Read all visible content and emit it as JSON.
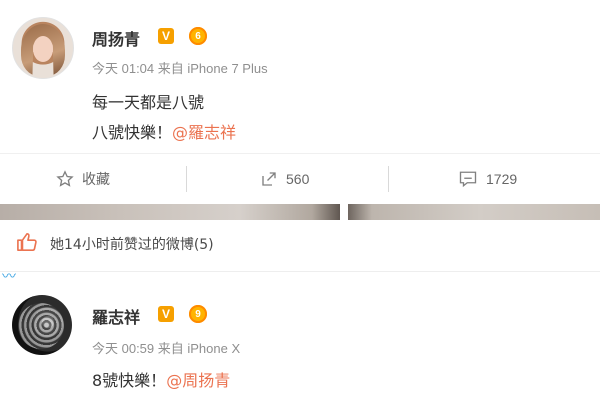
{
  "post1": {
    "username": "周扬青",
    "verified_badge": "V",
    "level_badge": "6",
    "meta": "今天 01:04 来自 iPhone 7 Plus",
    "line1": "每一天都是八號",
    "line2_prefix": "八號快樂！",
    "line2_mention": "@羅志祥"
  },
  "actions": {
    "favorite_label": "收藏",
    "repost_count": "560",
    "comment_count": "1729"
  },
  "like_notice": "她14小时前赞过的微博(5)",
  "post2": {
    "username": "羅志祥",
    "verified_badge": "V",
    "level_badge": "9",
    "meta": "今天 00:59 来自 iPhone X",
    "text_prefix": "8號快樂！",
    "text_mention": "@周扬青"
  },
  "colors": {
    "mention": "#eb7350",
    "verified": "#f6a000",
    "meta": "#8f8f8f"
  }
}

⁂

EXERCISE BRIEF: Quote every record above exactly, leaving out any pictures.

FINAL RESULT:
Read all visible content and emit it as JSON.
{
  "post1": {
    "username": "周扬青",
    "verified_badge": "V",
    "level_badge": "6",
    "meta": "今天 01:04 来自 iPhone 7 Plus",
    "line1": "每一天都是八號",
    "line2_prefix": "八號快樂！",
    "line2_mention": "@羅志祥"
  },
  "actions": {
    "favorite_label": "收藏",
    "repost_count": "560",
    "comment_count": "1729"
  },
  "like_notice": "她14小时前赞过的微博(5)",
  "post2": {
    "username": "羅志祥",
    "verified_badge": "V",
    "level_badge": "9",
    "meta": "今天 00:59 来自 iPhone X",
    "text_prefix": "8號快樂！",
    "text_mention": "@周扬青"
  },
  "colors": {
    "mention": "#eb7350",
    "verified": "#f6a000",
    "meta": "#8f8f8f"
  }
}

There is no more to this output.